**Passage for review:**
I've been fighting with this for three hours now.
ETA- Should have mentioned this, but for purposes of this class, not allowed to use global variables.
Within function main(), I want to run a function firstPass if and only if it's the first time the whole function is being run. The firstPass function initializes a couple variables and prints some information that is not interesting if it's not the first time you see it.
I duly have:
#Initialize variables that need to run before we can do any work here
count = 0
def firstPass():
x = 5
y = 2
print "Some stuff"
count = count + 1
print "Count in firstPass is",count
return count,x,y
def main ():
print "Count in main is",count
if count == 0:
firstPass()
else:
#Do a whole bunch of other stuff that is NOT supposed to happen on run #1
#because the other stuff uses user-modified x and y values, and resetting
#to start value would just be self-defeating.
main()
This returns correctly on the first pass, but on subsequent passes, returns:
Count in main is 1
This is also a problem for my user-modified x and y values within other functions. Though I haven't modified them here, I did include them because I need to pass multiple values between functions later on in the code, but who wants to read all that when I could just put them here for the sake of the example...

**The task:** Print the Python question above word for word, from "ETA- Should have" to "you see it.".

Bounding box prediction data:
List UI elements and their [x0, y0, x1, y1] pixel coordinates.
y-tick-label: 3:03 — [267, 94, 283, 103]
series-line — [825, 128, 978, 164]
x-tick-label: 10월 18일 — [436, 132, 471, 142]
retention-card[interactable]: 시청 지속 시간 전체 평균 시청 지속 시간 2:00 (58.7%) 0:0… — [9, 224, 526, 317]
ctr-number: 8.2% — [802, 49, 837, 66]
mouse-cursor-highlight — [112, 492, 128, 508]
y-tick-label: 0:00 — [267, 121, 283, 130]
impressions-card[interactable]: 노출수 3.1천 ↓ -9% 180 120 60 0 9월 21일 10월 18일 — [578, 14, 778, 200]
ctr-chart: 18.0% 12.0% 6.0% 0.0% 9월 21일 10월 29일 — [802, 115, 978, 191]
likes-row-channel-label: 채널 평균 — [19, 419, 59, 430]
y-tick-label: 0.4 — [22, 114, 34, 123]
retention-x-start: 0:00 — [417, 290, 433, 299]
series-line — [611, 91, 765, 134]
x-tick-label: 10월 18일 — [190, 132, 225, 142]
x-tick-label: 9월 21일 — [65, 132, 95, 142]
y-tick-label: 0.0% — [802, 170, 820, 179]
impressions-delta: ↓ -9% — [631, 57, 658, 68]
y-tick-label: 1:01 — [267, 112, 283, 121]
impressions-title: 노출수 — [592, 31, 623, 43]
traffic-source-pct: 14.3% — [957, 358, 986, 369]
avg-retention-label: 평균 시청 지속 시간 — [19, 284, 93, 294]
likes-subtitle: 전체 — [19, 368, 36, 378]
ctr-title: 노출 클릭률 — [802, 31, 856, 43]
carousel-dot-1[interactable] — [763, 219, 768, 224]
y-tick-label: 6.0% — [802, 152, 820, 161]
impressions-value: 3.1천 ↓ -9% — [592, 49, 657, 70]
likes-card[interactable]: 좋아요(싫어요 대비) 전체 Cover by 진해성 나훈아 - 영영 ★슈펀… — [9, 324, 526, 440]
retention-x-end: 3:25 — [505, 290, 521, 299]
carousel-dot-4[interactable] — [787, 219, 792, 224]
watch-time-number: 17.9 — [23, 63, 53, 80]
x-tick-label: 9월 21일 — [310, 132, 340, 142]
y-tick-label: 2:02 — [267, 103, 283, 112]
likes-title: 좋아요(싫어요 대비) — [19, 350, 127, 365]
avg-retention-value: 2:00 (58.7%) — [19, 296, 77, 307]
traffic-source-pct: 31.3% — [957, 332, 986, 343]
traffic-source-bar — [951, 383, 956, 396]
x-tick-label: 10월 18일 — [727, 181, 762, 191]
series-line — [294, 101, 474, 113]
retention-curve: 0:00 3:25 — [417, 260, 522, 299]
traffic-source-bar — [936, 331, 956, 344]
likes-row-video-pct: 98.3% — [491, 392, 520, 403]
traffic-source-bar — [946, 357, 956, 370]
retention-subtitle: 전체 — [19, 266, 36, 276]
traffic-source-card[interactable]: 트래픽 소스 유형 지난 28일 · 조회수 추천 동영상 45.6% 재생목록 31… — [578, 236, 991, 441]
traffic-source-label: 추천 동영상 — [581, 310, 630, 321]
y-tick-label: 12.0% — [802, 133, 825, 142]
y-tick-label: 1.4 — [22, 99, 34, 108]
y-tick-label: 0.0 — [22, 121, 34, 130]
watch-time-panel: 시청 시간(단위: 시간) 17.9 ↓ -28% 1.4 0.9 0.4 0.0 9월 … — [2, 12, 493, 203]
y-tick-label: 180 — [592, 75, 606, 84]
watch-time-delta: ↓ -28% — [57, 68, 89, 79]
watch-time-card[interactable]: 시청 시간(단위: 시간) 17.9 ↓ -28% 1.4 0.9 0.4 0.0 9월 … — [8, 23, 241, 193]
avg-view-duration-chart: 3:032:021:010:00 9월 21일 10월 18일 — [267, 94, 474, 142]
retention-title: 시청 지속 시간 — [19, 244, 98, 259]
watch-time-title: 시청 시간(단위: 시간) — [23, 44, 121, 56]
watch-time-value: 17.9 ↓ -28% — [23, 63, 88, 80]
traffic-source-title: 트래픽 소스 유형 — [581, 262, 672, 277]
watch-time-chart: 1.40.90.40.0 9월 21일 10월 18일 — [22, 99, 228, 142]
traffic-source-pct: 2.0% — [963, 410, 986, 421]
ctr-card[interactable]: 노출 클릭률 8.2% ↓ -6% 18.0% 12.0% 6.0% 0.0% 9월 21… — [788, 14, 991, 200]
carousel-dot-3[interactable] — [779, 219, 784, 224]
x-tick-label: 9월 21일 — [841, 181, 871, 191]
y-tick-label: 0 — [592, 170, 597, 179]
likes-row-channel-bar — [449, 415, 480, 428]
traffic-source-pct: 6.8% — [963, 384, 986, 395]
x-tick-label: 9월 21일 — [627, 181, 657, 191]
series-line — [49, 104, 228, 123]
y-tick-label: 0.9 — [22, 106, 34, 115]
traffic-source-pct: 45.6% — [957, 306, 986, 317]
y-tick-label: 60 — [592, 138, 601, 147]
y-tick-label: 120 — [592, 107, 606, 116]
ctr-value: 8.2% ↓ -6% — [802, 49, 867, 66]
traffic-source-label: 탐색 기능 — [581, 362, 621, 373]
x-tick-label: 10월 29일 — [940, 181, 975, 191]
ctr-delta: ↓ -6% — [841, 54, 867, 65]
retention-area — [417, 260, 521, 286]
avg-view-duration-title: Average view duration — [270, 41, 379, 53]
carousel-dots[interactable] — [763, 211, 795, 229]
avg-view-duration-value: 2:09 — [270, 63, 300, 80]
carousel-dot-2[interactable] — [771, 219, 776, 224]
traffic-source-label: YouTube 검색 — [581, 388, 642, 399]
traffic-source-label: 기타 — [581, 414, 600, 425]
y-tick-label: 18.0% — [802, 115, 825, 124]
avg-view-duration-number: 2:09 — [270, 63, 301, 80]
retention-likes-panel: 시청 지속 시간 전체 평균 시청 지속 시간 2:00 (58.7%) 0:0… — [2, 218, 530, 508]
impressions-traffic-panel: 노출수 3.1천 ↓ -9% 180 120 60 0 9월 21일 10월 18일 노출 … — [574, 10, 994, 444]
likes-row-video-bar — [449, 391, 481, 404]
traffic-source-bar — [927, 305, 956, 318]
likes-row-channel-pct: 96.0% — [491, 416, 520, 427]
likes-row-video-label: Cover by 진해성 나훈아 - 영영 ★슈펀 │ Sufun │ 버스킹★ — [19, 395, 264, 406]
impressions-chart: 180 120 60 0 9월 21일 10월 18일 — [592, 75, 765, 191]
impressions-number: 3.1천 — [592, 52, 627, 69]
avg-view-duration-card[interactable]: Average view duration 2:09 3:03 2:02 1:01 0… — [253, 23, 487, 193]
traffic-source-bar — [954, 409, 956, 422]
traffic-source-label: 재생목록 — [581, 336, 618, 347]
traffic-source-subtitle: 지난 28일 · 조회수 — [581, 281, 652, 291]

**Solved exercise:**
ETA- Should have mentioned this, but for purposes of this class, not allowed to use global variables.
Within function main(), I want to run a function firstPass if and only if it's the first time the whole function is being run. The firstPass function initializes a couple variables and prints some information that is not interesting if it's not the first time you see it.